## start Material for this task
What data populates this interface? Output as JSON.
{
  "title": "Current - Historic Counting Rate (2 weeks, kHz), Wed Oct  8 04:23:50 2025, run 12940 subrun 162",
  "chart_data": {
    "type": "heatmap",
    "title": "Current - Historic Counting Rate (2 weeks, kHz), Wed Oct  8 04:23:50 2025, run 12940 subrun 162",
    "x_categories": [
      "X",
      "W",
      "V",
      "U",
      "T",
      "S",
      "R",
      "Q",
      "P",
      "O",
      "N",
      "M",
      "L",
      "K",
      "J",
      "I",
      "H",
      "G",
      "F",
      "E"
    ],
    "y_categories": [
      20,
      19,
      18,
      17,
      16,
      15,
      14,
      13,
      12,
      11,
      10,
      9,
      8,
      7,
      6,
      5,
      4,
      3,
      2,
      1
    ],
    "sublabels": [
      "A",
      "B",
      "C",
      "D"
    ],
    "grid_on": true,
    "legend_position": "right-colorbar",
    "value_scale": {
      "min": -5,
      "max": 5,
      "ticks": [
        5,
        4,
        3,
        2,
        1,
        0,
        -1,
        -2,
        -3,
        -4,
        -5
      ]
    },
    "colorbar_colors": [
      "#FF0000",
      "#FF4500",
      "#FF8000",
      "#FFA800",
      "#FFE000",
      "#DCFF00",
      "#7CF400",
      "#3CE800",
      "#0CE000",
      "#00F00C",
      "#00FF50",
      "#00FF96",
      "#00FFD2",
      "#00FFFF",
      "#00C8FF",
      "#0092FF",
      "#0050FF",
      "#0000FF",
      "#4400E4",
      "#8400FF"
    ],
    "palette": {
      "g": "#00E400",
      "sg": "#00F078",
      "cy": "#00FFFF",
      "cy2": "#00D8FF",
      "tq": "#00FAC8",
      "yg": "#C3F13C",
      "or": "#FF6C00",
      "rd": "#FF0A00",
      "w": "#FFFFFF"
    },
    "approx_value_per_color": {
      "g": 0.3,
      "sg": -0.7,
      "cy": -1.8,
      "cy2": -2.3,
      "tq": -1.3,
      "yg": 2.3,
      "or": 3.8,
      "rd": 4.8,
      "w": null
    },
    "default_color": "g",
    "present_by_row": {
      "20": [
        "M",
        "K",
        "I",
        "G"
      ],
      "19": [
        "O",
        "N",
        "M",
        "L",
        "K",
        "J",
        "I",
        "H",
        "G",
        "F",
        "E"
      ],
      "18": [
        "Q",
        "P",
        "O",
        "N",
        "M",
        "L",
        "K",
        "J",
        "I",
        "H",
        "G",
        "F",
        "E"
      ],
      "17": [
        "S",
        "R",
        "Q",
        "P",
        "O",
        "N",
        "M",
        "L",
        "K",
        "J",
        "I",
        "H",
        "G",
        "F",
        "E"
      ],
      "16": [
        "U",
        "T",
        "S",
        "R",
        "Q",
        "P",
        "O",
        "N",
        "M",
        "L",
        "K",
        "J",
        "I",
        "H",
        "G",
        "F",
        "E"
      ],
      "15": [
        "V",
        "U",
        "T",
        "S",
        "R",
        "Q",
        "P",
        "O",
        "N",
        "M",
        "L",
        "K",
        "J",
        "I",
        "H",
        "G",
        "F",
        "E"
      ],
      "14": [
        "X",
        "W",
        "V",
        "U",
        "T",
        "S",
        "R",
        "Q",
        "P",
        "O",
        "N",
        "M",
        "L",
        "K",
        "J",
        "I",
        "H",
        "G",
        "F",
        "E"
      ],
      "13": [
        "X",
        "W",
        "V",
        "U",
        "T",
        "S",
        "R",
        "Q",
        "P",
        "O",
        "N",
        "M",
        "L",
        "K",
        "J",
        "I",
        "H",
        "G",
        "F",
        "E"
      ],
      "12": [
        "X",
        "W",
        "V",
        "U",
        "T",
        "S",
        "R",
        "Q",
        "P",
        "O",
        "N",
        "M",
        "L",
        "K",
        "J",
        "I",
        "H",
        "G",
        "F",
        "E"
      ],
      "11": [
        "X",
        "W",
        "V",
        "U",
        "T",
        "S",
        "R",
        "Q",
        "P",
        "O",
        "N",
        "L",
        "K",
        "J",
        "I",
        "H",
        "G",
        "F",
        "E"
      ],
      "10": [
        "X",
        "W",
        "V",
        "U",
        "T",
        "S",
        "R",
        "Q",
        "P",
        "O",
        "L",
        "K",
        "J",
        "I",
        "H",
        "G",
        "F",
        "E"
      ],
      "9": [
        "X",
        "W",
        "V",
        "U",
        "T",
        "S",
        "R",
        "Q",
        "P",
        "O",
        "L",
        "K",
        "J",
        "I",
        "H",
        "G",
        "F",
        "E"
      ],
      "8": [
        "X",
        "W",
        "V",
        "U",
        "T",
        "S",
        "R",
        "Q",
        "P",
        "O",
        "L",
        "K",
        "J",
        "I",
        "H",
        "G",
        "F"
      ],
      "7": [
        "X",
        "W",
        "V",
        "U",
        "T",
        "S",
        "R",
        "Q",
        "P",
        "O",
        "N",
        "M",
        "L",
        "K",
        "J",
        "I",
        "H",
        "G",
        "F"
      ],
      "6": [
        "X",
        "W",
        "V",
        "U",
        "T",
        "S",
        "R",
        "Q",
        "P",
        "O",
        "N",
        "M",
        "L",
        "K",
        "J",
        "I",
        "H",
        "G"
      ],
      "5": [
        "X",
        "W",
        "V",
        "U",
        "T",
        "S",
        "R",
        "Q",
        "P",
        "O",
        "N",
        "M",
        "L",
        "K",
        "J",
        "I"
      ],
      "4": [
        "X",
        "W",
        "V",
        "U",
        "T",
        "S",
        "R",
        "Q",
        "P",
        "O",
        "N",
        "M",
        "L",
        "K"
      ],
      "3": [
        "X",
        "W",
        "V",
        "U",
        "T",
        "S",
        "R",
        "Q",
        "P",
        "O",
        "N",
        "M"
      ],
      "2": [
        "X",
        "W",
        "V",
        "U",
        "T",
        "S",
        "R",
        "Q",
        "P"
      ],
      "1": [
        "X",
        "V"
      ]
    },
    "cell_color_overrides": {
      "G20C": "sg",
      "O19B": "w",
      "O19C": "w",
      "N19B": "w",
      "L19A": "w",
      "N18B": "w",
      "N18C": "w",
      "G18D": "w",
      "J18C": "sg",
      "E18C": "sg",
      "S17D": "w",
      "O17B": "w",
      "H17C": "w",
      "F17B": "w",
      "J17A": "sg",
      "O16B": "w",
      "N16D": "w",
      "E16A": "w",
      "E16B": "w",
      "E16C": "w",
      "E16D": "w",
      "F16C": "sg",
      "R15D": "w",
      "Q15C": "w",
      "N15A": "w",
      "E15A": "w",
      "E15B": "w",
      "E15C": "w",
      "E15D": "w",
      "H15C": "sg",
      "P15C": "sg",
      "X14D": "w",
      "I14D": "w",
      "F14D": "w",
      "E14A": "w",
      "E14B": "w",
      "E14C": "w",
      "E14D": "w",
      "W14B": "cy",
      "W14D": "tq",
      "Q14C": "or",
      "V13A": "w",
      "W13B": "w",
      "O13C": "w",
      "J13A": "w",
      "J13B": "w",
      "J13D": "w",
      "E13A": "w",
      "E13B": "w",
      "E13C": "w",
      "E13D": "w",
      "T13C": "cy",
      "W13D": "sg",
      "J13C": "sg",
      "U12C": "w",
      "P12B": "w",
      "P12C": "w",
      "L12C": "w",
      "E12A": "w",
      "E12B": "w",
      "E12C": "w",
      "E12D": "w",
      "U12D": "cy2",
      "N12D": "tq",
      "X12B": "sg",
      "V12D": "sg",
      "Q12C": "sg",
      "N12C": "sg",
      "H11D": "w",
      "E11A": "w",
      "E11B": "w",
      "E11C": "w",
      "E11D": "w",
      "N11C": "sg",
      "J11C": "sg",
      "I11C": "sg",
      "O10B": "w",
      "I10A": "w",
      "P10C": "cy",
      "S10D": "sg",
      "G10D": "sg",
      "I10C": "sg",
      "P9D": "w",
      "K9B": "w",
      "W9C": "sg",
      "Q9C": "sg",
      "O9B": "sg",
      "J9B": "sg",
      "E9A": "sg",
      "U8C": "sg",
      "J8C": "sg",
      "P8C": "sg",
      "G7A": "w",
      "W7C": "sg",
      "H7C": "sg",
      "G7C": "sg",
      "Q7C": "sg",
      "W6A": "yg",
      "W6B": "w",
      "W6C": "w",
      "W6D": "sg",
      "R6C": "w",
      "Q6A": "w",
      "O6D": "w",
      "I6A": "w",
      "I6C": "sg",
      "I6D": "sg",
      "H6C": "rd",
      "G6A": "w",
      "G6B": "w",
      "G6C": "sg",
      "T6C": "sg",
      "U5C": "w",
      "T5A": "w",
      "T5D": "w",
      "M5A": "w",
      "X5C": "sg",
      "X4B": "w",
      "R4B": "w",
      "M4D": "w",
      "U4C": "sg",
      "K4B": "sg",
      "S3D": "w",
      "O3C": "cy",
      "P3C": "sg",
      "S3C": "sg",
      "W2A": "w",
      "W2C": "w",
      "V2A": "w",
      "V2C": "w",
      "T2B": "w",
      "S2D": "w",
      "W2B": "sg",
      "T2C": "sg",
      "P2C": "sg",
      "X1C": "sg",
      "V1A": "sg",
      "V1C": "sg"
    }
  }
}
## end Material for this task
Requirement:
Show the lines of the material that contain the word "Current".

Task answer:
  "title": "Current - Historic Counting Rate (2 weeks, kHz), Wed Oct  8 04:23:50 2025, run 12940 subrun 162",
    "title": "Current - Historic Counting Rate (2 weeks, kHz), Wed Oct  8 04:23:50 2025, run 12940 subrun 162",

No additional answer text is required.